Aim of the task:
Gather all lines in the entries below that include the word "рисками".

Extracted records:
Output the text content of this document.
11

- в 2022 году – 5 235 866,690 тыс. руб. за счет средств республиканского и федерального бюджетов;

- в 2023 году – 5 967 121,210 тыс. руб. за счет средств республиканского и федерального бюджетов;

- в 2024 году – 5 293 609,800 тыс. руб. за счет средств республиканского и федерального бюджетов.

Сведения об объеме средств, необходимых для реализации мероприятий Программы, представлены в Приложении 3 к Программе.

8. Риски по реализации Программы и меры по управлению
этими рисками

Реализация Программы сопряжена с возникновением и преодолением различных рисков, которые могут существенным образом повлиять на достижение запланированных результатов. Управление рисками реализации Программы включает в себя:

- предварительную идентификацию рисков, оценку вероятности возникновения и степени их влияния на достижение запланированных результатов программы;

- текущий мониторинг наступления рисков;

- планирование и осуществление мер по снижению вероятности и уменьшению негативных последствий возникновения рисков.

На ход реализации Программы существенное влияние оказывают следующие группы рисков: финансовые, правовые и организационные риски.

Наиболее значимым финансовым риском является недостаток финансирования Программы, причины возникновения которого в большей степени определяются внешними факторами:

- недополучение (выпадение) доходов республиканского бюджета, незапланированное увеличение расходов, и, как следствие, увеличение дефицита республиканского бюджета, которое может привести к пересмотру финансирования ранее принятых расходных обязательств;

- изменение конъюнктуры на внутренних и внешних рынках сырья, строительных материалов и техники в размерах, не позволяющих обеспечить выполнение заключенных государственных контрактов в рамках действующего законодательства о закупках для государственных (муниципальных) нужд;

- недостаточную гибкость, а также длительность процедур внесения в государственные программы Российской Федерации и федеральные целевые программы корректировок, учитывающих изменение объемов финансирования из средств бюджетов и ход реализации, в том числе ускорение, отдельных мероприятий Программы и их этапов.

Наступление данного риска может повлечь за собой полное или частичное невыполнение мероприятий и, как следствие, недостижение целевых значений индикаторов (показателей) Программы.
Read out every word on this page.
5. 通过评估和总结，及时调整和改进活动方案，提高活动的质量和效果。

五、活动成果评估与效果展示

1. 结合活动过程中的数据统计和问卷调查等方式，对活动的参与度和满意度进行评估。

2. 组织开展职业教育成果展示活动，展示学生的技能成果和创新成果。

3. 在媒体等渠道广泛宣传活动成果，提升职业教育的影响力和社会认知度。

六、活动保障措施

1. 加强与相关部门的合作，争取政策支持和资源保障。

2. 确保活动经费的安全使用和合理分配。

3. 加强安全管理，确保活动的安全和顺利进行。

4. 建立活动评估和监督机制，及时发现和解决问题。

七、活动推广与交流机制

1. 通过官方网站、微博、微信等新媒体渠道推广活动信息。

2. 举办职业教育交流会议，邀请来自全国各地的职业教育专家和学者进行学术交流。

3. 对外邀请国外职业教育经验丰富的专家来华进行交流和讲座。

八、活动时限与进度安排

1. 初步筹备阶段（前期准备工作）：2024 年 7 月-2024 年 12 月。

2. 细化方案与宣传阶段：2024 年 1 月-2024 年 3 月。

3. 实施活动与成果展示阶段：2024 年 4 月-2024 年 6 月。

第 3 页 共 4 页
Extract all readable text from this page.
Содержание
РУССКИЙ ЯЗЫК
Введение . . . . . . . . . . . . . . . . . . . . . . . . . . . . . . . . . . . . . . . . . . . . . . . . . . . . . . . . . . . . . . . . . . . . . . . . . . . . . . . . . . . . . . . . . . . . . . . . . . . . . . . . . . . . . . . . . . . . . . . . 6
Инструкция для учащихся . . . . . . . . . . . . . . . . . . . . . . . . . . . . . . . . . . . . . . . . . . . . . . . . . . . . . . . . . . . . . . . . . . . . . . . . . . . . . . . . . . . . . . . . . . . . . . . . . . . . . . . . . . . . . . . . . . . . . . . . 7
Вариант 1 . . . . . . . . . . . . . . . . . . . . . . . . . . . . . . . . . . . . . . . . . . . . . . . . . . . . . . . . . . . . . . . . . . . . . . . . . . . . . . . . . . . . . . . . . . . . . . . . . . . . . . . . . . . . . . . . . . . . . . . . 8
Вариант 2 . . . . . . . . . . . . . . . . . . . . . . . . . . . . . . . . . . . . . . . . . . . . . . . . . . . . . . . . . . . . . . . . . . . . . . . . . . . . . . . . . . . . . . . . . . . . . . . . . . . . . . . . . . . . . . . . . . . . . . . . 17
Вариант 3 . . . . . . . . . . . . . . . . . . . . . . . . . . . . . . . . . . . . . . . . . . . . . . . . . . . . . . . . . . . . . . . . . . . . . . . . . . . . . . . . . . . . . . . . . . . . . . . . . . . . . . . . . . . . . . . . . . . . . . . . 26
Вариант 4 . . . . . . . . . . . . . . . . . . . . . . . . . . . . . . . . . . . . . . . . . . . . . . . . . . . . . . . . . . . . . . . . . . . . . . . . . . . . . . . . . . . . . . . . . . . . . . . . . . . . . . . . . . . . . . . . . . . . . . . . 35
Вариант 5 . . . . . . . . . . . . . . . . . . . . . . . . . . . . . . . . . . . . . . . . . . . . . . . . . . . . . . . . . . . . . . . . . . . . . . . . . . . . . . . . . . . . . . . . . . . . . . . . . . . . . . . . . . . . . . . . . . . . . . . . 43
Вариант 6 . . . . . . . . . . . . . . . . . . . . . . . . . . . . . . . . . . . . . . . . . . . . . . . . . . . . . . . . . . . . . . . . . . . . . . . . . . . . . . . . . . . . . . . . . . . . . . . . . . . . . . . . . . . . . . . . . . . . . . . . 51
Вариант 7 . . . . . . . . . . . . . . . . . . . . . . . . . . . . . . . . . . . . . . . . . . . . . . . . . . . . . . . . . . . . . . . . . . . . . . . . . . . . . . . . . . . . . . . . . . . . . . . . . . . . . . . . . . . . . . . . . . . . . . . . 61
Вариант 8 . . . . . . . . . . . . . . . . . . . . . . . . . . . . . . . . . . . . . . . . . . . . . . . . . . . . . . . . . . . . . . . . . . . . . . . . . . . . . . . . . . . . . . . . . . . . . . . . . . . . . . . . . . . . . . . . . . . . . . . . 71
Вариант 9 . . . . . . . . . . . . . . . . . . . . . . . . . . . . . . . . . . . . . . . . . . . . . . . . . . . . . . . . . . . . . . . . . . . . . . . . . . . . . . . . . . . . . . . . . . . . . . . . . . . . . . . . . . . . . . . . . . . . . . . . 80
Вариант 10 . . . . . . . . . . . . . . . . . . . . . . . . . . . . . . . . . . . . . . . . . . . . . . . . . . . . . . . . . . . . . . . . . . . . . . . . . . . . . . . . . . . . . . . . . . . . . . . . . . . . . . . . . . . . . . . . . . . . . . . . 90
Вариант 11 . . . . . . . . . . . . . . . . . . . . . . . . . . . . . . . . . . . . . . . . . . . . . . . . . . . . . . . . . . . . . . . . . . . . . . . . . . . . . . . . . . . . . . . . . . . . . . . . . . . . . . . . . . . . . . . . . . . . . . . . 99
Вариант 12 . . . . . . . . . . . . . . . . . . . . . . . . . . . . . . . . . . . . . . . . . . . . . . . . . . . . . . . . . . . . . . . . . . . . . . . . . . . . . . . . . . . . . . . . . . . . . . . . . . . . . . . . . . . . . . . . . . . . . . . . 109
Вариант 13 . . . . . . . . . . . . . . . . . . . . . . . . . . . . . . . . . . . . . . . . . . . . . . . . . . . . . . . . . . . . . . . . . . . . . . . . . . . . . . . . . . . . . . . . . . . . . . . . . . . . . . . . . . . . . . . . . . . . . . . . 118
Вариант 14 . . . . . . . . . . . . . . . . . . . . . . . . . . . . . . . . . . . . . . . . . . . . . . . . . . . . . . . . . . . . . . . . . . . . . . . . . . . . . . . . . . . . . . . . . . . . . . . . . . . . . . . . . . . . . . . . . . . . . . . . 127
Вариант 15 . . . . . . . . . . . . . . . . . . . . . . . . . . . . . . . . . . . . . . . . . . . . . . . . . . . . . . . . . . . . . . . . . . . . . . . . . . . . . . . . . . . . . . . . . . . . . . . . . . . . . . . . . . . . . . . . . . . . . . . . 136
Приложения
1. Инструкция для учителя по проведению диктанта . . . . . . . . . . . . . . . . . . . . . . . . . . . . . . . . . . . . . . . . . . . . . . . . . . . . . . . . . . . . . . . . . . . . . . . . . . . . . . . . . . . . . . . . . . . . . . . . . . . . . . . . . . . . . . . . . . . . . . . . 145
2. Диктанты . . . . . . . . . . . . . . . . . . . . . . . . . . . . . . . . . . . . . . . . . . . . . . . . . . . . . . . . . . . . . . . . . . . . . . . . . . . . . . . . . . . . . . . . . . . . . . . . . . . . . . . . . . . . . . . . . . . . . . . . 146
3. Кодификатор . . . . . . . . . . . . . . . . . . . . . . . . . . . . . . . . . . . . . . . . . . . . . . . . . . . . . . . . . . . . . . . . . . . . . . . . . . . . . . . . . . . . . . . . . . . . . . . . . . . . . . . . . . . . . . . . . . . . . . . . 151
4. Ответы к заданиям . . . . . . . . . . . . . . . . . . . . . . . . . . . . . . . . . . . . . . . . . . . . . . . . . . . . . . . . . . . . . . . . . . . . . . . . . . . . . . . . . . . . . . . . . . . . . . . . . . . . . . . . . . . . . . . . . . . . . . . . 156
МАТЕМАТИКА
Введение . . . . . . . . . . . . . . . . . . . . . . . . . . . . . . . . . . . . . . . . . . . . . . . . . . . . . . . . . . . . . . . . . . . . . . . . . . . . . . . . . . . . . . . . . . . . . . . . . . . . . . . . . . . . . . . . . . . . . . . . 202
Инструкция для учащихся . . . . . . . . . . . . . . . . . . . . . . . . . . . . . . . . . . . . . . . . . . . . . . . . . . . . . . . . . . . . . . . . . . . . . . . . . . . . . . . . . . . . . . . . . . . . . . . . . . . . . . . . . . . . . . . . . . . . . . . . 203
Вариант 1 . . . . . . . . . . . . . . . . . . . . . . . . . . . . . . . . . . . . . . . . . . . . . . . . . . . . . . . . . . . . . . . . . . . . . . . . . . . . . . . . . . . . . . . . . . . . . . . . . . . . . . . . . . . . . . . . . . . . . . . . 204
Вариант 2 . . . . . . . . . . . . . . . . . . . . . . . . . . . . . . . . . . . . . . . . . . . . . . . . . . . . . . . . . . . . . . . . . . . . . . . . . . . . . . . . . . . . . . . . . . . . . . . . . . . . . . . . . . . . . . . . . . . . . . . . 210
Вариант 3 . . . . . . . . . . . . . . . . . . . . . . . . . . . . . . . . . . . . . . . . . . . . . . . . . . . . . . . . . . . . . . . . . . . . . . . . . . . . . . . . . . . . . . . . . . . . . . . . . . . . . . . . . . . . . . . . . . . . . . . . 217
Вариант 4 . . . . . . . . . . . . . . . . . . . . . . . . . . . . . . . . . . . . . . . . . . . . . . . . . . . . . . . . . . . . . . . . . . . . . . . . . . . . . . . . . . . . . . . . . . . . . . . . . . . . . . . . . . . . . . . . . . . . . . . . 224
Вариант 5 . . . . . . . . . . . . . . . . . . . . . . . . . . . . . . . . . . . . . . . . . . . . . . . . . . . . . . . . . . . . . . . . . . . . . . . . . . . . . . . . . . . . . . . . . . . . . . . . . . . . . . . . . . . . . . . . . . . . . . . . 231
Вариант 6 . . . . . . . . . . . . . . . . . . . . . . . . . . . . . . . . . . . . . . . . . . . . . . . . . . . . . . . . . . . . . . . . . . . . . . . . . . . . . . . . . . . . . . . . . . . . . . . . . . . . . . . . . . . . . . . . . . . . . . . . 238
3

Result:
этими рисками
Реализация Программы сопряжена с возникновением и преодолением различных рисков, которые могут существенным образом повлиять на достижение запланированных результатов. Управление рисками реализации Программы включает в себя:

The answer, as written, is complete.